TASK DESCRIPTION: What lines of the data hold the string "colour"? Pull each one out.

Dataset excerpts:
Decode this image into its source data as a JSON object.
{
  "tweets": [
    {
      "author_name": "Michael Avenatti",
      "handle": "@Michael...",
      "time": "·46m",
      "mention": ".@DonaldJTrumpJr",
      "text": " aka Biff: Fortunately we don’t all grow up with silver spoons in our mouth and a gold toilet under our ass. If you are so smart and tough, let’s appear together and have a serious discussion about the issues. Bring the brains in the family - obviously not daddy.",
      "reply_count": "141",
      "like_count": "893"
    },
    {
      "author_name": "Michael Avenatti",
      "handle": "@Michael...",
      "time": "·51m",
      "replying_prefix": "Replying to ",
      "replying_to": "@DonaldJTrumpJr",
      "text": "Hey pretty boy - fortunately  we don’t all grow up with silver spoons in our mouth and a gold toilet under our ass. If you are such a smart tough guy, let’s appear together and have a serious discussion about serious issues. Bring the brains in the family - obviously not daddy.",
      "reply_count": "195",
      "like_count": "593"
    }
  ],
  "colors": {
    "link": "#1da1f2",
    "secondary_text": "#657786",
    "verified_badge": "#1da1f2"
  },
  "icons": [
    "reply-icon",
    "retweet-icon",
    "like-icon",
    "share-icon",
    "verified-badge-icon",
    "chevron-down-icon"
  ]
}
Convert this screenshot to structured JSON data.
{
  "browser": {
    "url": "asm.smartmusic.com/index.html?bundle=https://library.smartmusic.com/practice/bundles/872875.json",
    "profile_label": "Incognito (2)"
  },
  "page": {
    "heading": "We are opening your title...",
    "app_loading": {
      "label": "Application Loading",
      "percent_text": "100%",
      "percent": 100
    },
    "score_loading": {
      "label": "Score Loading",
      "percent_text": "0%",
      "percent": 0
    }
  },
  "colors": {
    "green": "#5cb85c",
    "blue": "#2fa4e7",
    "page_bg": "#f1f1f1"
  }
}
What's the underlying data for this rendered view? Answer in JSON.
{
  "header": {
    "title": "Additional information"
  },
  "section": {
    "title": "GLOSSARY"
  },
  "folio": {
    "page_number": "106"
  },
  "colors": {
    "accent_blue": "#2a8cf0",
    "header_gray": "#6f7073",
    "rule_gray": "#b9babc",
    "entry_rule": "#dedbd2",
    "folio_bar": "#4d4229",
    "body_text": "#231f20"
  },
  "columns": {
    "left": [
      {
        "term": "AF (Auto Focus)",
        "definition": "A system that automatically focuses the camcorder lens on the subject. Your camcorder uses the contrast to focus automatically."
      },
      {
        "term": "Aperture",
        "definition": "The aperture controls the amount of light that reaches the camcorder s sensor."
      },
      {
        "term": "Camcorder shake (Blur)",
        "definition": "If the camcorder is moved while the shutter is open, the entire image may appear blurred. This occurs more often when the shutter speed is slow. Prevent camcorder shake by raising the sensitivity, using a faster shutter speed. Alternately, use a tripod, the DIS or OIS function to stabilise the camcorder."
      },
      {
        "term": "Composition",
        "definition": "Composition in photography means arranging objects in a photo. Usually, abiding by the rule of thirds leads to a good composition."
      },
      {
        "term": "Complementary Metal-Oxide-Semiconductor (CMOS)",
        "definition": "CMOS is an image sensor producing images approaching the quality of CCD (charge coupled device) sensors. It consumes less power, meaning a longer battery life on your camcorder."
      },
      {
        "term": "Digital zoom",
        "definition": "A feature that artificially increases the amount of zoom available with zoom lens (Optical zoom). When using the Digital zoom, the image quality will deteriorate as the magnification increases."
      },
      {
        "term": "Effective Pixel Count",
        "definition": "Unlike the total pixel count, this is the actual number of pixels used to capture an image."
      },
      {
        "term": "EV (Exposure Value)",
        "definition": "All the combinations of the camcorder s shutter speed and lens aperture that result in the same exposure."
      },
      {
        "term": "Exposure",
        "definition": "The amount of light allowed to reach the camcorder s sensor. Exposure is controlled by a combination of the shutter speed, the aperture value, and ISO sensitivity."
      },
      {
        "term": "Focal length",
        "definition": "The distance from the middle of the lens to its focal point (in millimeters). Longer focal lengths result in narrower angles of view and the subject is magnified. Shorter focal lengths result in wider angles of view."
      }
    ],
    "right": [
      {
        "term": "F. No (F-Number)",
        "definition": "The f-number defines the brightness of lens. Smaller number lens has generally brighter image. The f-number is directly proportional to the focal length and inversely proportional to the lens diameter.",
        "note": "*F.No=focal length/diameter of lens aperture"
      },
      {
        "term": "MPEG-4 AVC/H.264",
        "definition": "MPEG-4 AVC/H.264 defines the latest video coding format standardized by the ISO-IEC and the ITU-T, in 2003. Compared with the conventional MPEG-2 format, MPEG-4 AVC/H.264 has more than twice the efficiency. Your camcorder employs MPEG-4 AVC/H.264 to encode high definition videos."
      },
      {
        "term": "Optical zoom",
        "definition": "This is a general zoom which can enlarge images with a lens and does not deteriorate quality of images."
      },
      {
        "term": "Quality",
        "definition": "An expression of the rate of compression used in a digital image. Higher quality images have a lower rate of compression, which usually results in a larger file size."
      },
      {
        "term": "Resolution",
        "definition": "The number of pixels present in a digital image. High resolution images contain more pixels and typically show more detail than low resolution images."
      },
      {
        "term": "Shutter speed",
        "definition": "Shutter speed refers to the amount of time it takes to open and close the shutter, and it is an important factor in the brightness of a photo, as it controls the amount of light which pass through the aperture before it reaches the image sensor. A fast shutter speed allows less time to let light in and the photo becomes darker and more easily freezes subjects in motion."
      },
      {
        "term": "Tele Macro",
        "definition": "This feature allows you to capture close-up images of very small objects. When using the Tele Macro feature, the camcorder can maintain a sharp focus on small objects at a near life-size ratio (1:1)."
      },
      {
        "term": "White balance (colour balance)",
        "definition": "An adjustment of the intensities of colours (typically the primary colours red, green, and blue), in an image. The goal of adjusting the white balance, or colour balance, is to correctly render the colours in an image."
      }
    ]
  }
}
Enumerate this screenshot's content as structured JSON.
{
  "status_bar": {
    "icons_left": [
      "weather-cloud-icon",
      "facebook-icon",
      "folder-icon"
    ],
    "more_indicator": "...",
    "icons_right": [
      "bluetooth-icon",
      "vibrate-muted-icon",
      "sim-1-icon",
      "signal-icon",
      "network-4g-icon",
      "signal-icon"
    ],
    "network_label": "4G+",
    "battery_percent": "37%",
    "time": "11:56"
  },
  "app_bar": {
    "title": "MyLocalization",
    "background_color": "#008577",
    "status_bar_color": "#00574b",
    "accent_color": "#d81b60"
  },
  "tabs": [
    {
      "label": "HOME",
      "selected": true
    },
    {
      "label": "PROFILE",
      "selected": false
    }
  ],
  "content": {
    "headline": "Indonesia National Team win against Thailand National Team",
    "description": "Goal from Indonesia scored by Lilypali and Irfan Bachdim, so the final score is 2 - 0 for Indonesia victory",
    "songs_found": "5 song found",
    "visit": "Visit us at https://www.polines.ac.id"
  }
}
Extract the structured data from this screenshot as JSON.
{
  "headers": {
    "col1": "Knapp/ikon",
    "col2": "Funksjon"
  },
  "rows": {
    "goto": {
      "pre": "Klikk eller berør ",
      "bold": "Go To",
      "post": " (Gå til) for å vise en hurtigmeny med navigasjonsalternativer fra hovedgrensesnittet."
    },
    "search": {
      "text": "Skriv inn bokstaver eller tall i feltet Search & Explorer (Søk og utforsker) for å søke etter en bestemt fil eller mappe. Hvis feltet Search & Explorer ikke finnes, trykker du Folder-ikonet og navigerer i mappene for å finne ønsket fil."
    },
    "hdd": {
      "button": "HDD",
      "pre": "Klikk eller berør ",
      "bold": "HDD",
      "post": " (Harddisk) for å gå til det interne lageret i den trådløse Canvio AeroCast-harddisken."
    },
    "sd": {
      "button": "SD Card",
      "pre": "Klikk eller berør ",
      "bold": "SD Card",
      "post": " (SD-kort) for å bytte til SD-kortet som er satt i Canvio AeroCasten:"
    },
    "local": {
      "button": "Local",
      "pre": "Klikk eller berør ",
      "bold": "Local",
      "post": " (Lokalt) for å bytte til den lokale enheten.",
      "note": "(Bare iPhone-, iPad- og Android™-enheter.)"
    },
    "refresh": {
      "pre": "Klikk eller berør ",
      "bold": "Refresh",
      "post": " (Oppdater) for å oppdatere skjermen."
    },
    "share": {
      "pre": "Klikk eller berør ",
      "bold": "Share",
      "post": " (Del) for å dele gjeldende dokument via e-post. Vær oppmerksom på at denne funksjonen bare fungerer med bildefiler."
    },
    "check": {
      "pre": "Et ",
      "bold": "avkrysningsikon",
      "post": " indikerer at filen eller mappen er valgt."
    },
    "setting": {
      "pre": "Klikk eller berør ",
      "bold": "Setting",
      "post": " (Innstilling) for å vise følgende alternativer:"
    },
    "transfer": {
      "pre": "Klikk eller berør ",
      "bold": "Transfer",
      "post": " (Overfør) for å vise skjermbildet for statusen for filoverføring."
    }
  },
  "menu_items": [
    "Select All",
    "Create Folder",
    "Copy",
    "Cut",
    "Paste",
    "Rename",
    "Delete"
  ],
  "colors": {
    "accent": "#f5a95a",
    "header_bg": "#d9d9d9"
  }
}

FULL ANSWER:
        "term": "White balance (colour balance)",
        "definition": "An adjustment of the intensities of colours (typically the primary colours red, green, and blue), in an image. The goal of adjusting the white balance, or colour balance, is to correctly render the colours in an image."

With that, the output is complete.